TASK INSTRUCTIONS:
Answer with one number: how many lines hold the string "Select".

Extracted records:
┏━━

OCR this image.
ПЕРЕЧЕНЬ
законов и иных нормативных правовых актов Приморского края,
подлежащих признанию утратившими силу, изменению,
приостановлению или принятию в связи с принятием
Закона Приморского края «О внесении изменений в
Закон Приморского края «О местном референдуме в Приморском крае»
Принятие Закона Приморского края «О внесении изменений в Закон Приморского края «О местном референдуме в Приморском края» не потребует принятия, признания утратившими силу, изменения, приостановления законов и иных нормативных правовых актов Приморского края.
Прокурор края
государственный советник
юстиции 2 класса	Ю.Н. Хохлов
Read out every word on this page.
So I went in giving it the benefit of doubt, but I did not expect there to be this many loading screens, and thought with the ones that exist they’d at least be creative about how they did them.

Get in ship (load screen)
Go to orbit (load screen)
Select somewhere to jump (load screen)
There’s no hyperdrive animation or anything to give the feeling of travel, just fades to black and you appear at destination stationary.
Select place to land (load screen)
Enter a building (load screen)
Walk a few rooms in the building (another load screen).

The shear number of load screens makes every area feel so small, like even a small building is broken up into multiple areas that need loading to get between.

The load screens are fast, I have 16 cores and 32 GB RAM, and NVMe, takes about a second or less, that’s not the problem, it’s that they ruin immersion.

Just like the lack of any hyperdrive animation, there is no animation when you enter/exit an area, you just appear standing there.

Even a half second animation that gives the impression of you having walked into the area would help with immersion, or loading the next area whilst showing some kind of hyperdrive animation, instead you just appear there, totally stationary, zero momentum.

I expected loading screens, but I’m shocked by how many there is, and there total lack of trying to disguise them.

┗━━

RESPONSE FOR THIS EXERCISE:
2